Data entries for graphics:

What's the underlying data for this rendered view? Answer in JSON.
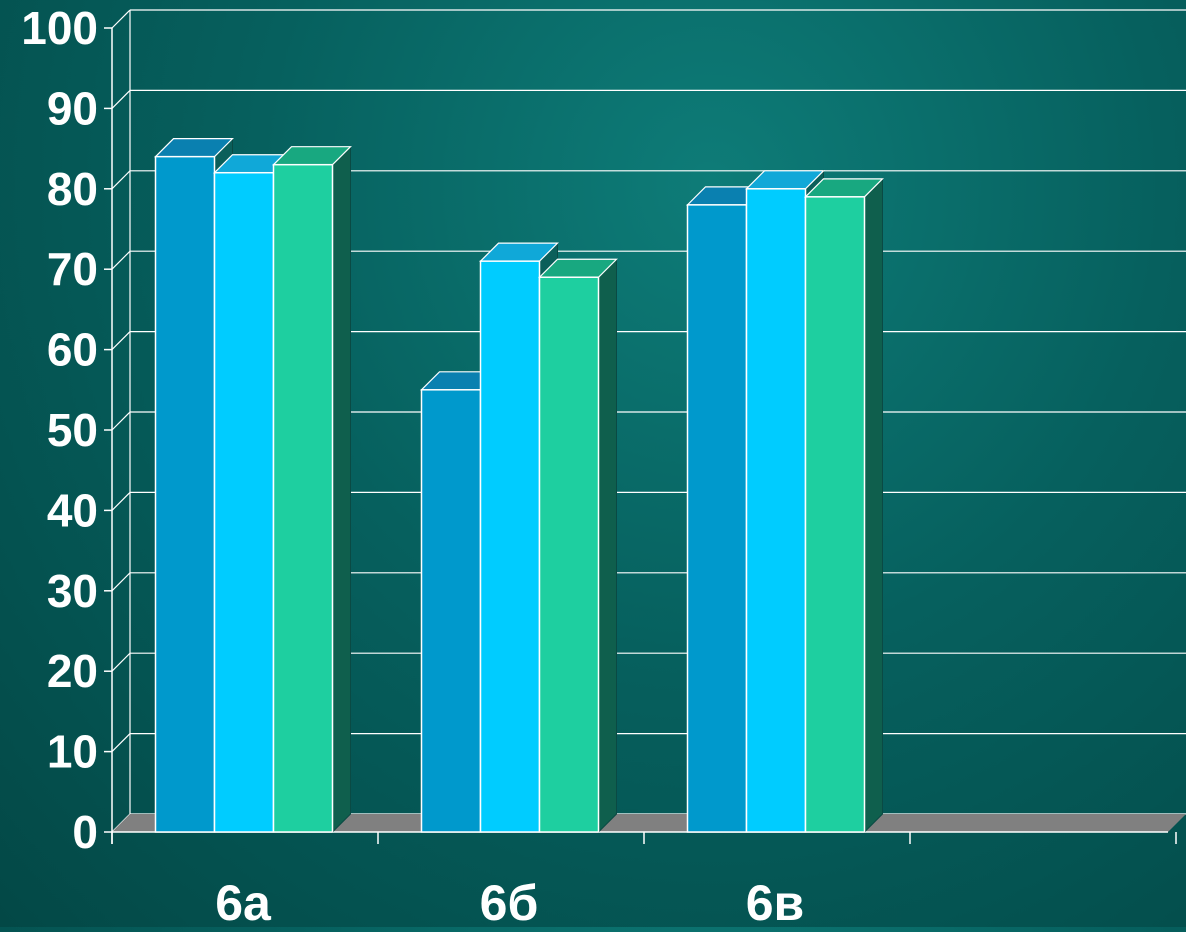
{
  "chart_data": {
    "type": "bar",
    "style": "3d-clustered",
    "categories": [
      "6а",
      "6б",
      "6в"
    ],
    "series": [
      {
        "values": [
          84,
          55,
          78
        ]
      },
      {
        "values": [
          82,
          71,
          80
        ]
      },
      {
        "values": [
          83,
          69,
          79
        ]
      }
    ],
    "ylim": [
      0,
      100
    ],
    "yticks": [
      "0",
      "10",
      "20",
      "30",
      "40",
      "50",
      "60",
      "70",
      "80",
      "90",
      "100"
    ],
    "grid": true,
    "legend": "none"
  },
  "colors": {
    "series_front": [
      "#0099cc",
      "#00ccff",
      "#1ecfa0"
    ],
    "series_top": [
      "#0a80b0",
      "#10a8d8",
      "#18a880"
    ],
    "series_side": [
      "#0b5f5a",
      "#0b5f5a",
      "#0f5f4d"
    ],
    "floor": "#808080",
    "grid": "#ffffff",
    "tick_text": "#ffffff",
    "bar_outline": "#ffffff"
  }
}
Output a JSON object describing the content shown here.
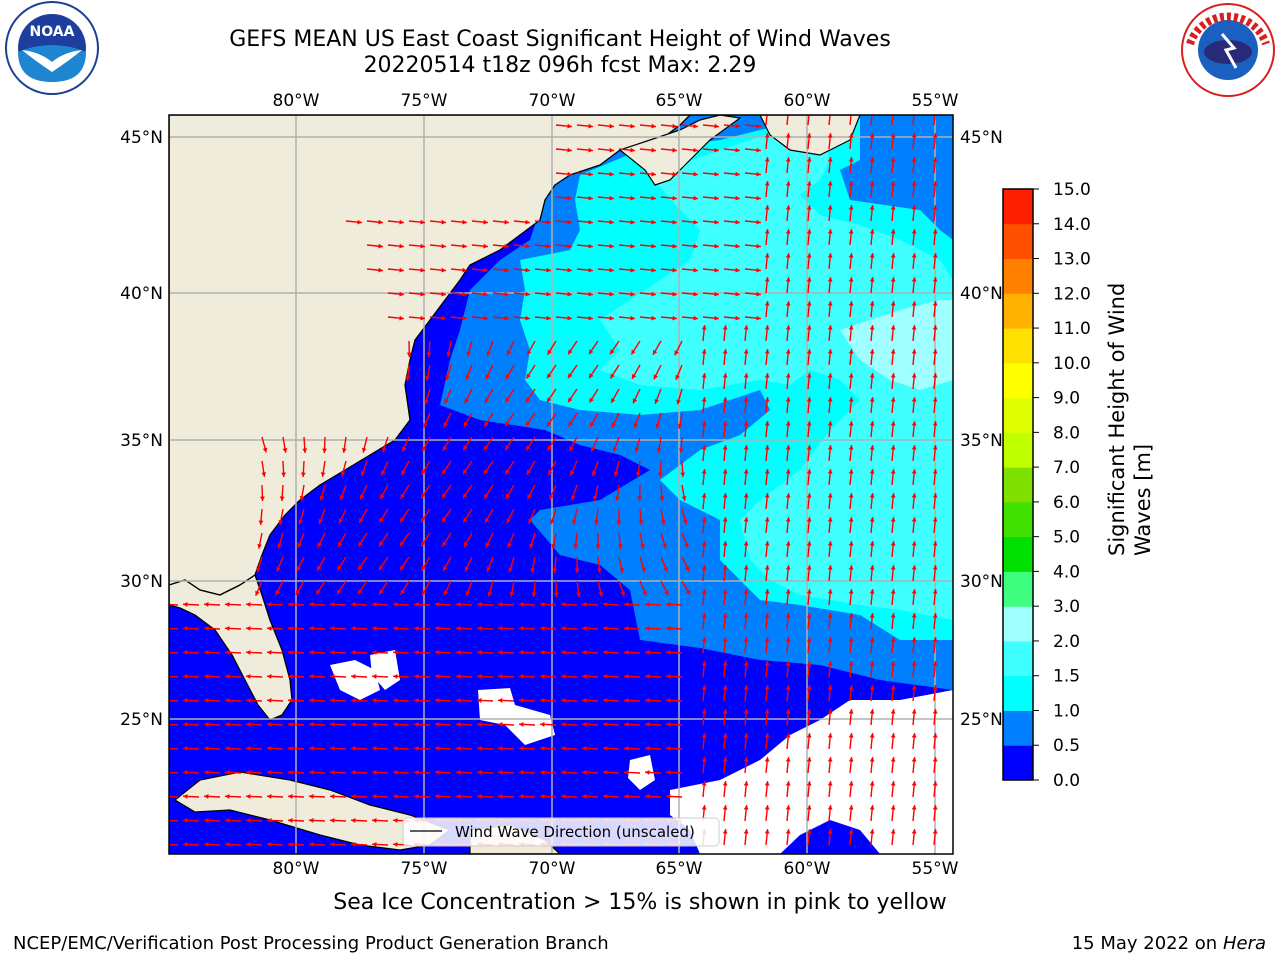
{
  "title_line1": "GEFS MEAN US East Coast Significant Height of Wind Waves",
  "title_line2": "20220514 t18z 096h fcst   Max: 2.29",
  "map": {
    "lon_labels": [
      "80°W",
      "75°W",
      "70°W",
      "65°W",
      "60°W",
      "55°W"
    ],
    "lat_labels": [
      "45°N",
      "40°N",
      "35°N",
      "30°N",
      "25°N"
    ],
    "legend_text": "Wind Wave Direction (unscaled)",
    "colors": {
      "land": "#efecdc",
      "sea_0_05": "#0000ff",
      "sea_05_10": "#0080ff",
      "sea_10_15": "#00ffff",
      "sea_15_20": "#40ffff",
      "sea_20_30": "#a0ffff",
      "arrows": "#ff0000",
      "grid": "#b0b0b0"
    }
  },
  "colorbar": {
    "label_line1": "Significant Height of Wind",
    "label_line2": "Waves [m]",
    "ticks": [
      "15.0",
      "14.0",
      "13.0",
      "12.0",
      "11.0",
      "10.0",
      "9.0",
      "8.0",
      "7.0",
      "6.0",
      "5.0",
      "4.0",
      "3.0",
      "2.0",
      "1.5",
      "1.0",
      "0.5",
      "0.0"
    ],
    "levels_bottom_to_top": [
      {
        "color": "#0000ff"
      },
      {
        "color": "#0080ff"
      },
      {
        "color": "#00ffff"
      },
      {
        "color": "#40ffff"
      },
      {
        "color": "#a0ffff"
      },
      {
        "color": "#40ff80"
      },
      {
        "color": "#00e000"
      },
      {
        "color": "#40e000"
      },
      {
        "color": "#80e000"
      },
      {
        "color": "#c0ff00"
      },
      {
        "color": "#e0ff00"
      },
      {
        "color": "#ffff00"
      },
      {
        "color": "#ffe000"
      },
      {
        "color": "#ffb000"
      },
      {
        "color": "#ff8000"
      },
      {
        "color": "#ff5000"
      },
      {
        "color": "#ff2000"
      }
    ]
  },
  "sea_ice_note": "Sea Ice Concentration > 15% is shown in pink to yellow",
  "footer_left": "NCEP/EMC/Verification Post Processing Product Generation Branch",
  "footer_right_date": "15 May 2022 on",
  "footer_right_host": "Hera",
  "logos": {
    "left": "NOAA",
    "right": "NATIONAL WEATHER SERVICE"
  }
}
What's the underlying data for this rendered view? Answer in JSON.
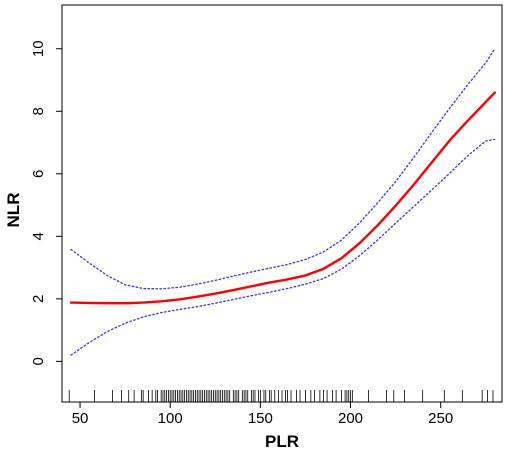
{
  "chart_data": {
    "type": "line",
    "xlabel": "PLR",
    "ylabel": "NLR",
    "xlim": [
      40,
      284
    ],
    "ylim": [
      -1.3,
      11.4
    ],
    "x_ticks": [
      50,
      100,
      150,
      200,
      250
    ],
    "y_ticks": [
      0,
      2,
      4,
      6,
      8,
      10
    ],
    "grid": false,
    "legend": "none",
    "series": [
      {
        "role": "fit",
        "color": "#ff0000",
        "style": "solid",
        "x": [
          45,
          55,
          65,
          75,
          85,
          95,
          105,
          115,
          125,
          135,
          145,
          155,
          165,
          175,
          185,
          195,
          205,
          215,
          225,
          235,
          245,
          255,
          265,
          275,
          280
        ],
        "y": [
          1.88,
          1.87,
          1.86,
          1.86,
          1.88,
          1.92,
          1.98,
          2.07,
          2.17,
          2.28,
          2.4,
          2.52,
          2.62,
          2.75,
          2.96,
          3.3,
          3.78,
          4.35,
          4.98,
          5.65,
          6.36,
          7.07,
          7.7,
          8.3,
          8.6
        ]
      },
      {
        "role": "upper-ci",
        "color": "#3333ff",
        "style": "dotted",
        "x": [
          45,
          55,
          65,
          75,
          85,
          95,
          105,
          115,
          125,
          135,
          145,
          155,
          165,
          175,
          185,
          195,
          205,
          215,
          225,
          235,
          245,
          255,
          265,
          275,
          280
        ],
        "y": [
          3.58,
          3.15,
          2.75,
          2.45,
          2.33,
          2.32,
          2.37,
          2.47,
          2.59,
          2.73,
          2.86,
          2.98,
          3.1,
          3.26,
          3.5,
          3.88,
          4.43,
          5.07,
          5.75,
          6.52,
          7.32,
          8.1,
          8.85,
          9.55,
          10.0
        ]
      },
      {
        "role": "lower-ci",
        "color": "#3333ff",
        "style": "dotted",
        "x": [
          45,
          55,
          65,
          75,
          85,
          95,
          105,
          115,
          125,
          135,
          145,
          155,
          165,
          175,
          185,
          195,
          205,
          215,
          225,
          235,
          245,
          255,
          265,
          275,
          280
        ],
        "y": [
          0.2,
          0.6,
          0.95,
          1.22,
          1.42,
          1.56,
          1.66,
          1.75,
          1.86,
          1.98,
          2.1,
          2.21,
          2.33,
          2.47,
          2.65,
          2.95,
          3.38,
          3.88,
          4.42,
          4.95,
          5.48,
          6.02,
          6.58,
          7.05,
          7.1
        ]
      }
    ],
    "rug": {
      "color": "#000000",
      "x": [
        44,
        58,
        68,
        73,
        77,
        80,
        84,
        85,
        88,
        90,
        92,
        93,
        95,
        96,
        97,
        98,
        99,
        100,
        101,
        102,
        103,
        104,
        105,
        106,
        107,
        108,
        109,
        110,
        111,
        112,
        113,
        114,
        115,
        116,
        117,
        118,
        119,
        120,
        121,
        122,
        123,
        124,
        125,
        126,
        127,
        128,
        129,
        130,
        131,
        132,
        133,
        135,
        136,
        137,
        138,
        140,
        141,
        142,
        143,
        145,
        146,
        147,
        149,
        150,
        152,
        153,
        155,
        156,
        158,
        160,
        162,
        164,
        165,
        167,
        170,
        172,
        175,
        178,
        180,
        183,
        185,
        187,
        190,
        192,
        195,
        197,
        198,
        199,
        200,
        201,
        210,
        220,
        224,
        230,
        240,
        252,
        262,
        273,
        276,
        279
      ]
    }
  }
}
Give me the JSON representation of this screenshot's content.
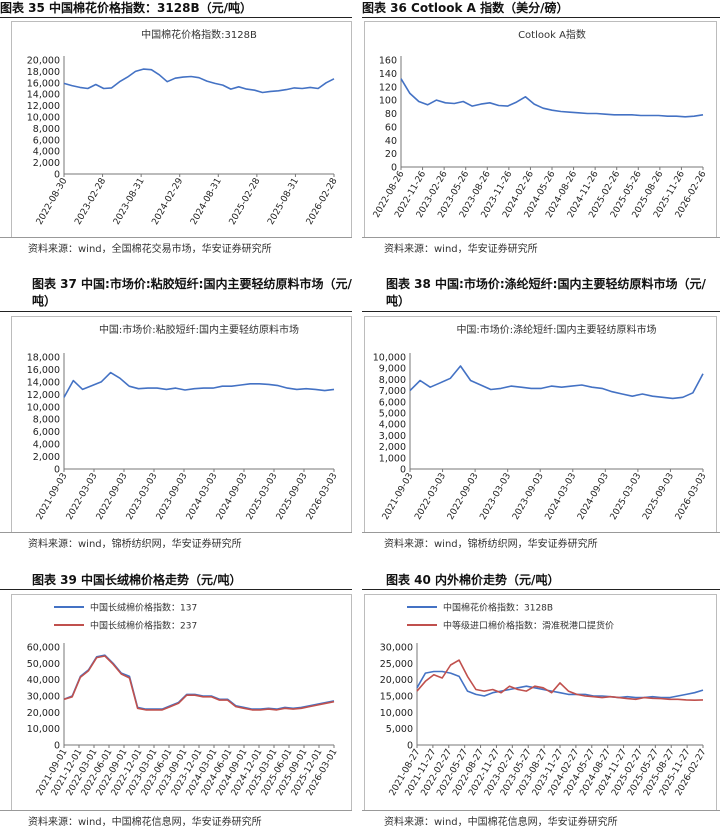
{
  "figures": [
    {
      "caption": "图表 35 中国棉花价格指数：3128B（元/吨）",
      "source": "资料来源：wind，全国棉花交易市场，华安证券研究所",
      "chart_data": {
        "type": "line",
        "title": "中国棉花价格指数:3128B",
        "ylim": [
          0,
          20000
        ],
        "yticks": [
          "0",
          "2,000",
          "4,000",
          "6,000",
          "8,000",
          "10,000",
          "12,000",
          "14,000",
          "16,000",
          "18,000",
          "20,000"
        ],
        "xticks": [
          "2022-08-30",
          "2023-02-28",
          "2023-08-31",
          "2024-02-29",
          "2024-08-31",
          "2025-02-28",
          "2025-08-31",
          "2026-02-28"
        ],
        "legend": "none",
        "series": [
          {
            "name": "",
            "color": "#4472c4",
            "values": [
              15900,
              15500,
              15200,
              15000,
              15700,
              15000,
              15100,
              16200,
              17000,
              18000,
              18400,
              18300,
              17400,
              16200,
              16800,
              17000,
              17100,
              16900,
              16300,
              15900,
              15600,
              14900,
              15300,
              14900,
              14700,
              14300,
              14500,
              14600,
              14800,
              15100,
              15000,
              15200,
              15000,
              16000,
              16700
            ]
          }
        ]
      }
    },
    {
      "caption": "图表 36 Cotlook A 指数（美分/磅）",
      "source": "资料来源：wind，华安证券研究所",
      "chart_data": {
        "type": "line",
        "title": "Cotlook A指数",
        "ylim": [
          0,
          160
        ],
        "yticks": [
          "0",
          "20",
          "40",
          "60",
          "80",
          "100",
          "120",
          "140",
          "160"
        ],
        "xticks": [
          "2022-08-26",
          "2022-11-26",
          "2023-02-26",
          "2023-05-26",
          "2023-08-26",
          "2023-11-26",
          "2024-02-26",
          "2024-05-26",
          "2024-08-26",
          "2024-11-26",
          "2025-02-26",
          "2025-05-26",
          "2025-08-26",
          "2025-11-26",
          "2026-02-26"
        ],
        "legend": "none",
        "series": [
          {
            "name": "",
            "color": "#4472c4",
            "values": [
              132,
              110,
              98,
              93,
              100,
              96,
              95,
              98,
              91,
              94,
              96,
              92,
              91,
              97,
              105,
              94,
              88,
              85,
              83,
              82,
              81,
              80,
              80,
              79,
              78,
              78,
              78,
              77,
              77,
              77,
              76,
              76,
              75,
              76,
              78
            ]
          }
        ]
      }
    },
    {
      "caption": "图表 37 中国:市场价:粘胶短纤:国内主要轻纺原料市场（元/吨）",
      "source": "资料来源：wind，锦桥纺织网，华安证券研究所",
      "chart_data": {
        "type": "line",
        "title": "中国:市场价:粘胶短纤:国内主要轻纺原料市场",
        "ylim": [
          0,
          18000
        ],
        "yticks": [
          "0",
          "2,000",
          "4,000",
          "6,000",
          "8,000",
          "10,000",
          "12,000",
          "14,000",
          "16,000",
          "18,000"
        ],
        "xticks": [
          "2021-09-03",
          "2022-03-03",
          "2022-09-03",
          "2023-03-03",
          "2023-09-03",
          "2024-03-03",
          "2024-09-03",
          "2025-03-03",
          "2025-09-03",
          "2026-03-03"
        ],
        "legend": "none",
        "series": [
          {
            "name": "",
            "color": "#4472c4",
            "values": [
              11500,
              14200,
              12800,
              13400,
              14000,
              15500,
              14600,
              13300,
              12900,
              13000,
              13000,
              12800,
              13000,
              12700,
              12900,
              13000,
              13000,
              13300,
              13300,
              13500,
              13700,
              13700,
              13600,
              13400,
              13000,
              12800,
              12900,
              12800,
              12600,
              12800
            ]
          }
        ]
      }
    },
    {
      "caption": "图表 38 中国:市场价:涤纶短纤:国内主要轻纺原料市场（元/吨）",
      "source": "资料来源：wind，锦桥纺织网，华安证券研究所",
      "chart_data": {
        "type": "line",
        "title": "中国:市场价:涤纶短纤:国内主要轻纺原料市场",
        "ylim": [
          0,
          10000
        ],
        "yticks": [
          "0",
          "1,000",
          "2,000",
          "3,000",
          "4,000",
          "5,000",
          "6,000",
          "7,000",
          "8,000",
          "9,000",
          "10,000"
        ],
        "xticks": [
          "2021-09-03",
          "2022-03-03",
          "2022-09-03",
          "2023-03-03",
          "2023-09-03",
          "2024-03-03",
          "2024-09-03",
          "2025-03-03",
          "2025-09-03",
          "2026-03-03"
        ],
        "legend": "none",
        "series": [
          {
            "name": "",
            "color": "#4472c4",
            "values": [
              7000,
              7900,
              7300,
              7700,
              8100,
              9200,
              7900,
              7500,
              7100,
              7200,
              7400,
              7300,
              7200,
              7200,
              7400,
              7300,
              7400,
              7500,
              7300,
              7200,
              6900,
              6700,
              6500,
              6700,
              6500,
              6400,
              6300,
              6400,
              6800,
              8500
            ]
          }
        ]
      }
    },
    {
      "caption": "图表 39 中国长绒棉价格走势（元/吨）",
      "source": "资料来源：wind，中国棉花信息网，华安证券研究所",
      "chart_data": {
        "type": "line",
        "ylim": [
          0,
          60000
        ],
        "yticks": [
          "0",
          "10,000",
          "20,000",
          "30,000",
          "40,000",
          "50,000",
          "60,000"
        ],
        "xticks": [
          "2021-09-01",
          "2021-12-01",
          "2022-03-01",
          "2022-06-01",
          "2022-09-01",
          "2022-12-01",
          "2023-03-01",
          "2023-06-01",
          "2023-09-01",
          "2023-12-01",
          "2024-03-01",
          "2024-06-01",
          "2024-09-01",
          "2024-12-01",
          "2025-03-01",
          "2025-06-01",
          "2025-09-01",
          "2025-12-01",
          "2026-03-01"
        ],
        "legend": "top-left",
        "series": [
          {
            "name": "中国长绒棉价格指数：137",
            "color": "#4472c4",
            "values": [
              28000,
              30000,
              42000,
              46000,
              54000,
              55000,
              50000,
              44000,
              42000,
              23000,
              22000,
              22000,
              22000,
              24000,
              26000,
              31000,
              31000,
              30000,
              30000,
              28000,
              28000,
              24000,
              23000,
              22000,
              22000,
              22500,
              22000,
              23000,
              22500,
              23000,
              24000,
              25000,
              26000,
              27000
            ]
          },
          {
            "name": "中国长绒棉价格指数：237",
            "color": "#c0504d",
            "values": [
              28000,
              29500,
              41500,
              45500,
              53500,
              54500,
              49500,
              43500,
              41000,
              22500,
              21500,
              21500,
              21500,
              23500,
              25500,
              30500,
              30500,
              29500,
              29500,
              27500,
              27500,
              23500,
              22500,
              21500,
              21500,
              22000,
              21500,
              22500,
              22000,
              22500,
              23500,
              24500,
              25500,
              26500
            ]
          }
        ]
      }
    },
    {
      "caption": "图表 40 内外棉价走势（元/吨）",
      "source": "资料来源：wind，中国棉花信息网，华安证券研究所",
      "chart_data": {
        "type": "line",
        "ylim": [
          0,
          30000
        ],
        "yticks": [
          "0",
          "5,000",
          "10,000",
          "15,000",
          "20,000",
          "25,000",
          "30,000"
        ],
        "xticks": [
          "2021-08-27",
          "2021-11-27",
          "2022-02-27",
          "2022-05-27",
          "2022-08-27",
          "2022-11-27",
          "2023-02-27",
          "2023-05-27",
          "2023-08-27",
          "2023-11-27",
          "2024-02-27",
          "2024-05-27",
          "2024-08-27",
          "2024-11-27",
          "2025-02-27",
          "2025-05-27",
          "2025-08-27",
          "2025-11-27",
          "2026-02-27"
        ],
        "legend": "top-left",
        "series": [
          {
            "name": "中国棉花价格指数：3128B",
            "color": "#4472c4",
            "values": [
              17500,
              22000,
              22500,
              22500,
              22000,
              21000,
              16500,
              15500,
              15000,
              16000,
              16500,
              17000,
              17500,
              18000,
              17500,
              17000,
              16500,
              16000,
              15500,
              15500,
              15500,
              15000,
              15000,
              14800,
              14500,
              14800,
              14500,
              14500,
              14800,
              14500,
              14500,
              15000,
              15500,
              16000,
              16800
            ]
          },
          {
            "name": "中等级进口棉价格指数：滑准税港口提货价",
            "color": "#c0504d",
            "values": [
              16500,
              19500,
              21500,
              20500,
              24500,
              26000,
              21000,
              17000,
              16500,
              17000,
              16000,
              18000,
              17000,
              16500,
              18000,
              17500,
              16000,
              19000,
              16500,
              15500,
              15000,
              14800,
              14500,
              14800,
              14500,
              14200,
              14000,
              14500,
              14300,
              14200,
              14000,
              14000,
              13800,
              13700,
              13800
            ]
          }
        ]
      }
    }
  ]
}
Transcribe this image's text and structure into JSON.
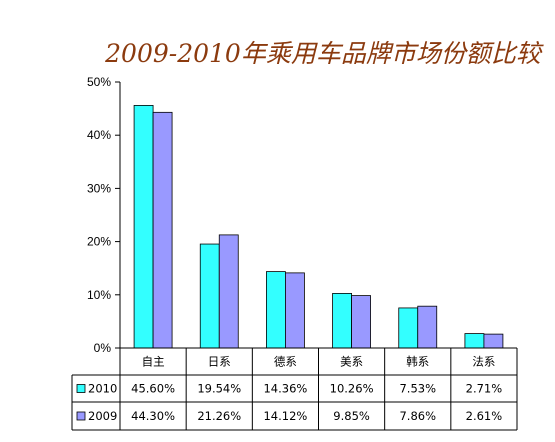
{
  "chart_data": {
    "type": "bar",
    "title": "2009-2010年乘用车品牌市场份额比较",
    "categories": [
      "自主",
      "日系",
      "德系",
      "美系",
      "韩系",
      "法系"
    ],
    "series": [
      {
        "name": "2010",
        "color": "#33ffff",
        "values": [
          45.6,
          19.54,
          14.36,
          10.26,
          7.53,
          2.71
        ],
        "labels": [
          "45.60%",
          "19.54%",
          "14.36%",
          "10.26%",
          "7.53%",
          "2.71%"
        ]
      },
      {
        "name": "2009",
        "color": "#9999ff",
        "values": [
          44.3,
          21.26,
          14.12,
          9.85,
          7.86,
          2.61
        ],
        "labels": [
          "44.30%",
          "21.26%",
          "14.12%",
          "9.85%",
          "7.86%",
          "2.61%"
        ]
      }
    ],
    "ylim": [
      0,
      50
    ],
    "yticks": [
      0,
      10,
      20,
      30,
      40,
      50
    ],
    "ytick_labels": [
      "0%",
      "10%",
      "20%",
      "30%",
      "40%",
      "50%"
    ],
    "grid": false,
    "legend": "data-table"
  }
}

• [What is asked]: Copy, from the material above, each line in which the string "style" occurs.

• [Response]:
    "style": "3d-clustered",
        "style": "solid",
        "style": "dotted",
        "style": "dotted",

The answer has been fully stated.